Work instructions.
Among the lines below, count those with "kuliah". Give only the number.

Saved entries:
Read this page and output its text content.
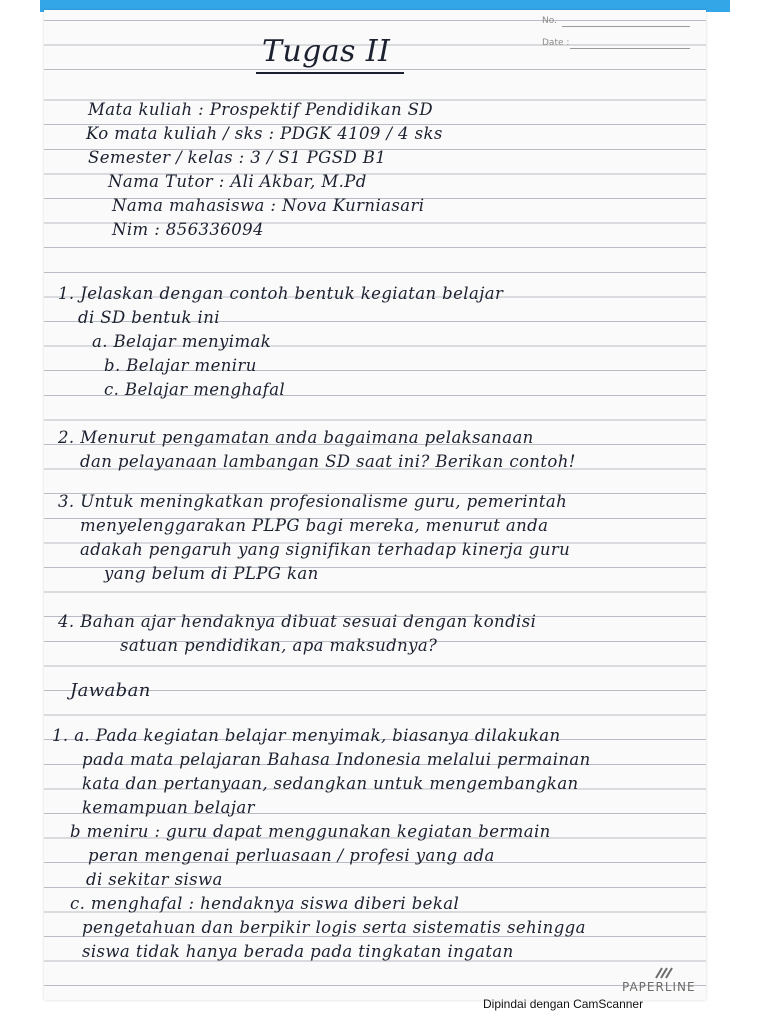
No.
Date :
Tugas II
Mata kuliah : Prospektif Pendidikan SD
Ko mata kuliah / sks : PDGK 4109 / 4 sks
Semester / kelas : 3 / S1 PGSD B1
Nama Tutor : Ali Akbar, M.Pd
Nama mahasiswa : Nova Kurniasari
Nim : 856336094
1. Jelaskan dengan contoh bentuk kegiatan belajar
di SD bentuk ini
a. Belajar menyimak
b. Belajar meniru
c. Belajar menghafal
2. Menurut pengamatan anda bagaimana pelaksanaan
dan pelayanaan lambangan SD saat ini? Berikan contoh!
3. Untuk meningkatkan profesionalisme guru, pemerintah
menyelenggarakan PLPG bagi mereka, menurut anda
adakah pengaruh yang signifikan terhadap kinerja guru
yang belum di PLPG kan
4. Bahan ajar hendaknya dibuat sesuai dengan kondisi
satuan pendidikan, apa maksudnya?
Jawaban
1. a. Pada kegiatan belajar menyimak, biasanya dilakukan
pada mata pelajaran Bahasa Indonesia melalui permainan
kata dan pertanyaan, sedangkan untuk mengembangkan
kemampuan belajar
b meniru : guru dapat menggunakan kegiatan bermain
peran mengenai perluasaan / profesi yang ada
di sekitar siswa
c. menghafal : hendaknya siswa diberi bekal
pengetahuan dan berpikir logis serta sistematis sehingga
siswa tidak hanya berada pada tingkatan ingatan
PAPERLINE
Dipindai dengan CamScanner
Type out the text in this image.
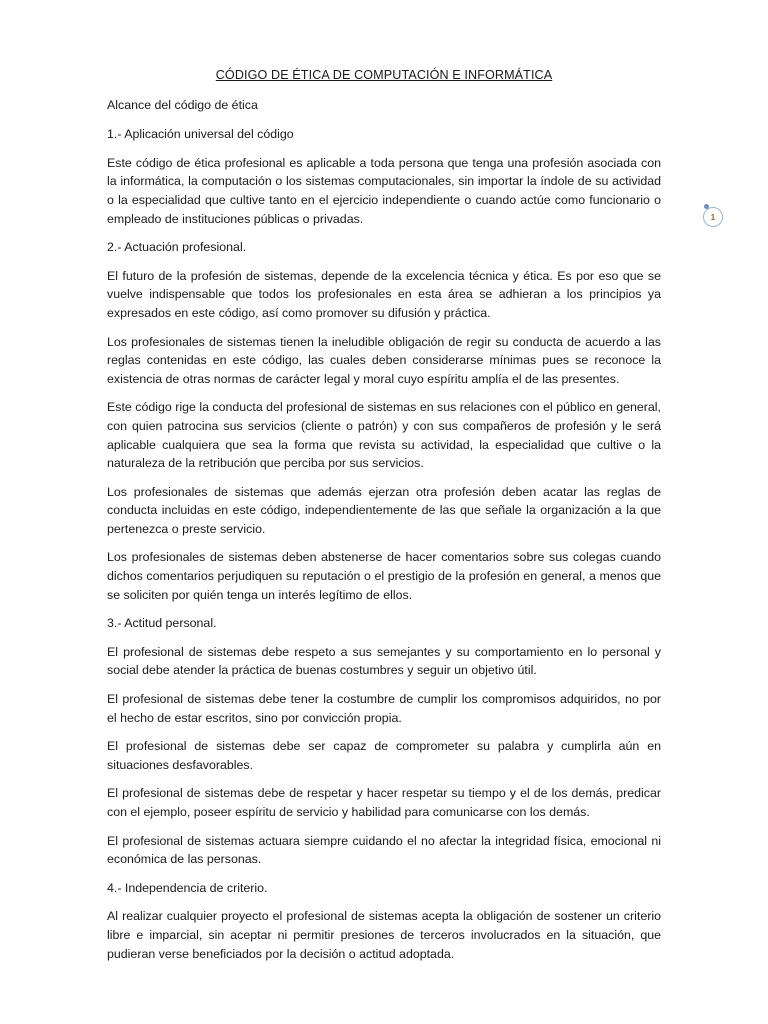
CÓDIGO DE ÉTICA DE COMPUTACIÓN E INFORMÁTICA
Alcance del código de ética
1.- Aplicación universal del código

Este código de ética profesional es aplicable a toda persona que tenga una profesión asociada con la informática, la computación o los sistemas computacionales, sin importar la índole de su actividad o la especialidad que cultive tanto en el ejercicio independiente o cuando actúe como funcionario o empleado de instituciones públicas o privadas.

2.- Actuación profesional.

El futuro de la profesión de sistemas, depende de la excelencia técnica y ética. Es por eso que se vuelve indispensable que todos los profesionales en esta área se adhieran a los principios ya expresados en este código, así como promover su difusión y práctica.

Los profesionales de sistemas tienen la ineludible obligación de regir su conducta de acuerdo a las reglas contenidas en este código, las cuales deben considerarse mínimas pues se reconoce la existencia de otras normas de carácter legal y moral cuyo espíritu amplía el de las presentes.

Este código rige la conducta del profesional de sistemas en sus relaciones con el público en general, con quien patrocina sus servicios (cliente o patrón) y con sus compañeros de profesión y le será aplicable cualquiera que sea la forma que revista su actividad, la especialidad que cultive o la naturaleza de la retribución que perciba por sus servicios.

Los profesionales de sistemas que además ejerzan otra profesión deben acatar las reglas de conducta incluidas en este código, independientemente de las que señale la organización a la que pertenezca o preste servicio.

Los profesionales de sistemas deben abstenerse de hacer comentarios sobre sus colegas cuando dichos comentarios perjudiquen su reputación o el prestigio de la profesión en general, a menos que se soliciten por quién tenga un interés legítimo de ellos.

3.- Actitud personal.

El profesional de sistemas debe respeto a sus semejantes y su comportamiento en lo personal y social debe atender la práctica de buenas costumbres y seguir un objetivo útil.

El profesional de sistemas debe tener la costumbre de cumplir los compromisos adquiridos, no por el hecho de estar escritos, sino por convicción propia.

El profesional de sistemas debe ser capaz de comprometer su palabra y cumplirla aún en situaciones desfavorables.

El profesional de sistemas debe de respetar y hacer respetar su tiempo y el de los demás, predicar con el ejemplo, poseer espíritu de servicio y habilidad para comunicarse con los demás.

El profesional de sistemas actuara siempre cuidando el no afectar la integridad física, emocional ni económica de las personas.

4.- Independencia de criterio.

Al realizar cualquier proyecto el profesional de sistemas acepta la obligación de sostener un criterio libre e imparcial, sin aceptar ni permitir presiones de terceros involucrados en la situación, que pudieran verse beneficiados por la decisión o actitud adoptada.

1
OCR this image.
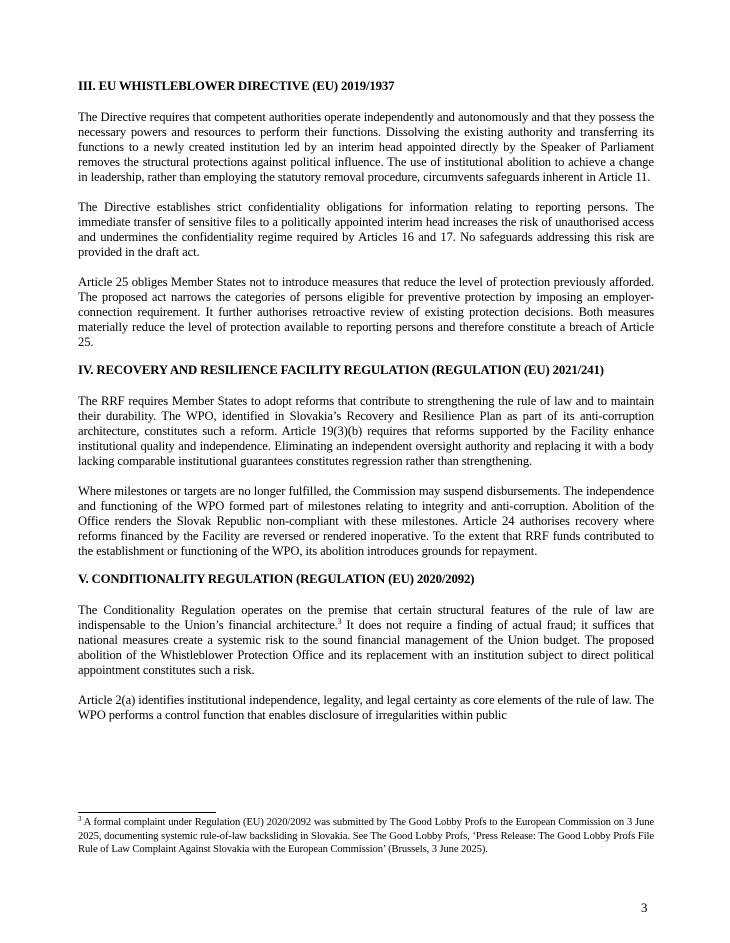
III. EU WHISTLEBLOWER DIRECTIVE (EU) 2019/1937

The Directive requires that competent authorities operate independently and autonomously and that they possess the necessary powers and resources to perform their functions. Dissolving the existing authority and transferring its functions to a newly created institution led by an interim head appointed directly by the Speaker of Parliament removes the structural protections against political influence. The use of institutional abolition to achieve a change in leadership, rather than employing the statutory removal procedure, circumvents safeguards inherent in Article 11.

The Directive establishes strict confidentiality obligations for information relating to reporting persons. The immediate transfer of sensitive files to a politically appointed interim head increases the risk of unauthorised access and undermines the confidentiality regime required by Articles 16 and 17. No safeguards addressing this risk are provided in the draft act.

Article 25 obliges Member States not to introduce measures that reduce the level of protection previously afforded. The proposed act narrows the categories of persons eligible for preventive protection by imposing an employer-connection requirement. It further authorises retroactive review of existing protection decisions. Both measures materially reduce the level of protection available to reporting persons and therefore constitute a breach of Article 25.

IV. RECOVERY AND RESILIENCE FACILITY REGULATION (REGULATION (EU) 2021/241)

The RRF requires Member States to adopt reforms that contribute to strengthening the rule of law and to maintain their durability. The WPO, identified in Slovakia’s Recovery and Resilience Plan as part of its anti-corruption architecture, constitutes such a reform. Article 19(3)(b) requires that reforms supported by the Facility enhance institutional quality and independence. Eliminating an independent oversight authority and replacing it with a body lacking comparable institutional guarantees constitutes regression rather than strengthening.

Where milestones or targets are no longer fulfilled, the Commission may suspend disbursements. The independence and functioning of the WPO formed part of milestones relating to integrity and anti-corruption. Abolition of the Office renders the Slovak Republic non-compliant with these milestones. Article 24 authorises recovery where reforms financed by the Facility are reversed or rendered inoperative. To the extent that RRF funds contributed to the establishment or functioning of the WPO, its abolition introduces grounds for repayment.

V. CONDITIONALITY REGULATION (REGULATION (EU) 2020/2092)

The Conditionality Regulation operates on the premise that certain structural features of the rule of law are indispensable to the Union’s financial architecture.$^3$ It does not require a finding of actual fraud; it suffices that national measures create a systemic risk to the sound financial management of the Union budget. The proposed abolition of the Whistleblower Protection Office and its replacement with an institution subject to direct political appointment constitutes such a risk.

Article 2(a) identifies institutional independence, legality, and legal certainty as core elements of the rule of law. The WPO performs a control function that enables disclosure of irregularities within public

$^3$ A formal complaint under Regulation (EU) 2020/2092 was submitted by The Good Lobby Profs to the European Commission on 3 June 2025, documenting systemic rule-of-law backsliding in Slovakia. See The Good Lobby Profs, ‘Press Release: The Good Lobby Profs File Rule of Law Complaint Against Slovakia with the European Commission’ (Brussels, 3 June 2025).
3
--
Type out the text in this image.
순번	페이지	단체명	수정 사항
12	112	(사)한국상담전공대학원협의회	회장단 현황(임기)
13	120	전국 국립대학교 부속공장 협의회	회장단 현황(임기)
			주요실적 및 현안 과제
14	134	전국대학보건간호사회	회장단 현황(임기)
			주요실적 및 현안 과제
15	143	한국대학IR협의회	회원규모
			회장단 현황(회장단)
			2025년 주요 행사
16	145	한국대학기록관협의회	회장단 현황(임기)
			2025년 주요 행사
---
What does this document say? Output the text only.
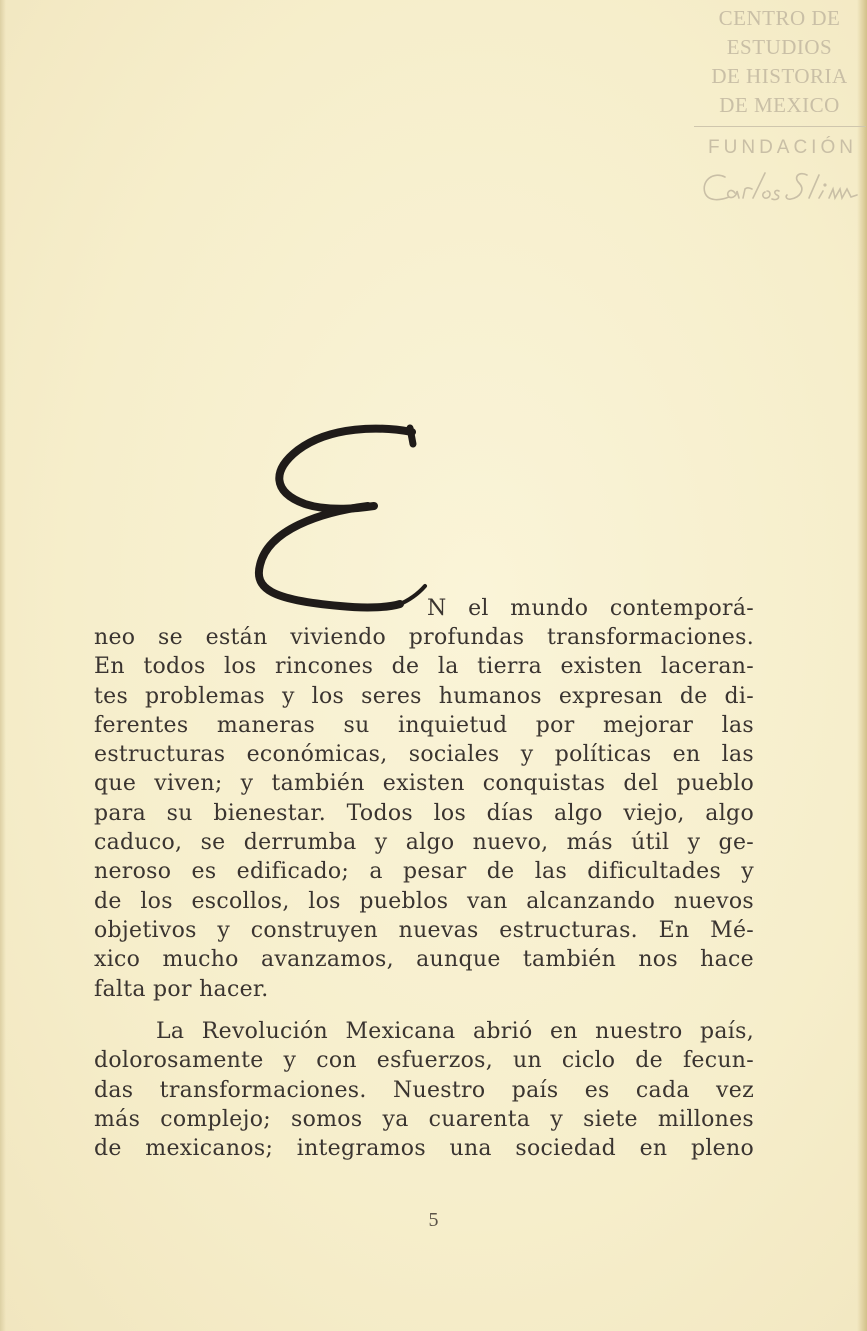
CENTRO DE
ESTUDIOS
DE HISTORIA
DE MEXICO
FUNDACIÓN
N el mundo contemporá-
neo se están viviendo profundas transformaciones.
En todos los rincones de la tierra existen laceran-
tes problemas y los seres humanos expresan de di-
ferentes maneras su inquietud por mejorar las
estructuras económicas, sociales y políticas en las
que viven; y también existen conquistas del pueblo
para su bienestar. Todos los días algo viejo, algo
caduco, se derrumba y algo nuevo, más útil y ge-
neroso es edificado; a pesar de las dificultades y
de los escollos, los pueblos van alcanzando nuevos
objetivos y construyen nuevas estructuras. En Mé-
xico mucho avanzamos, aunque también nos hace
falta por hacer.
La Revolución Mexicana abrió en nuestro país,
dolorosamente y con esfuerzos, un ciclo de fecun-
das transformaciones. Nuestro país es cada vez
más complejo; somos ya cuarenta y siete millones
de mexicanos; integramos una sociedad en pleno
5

Exercise output.
2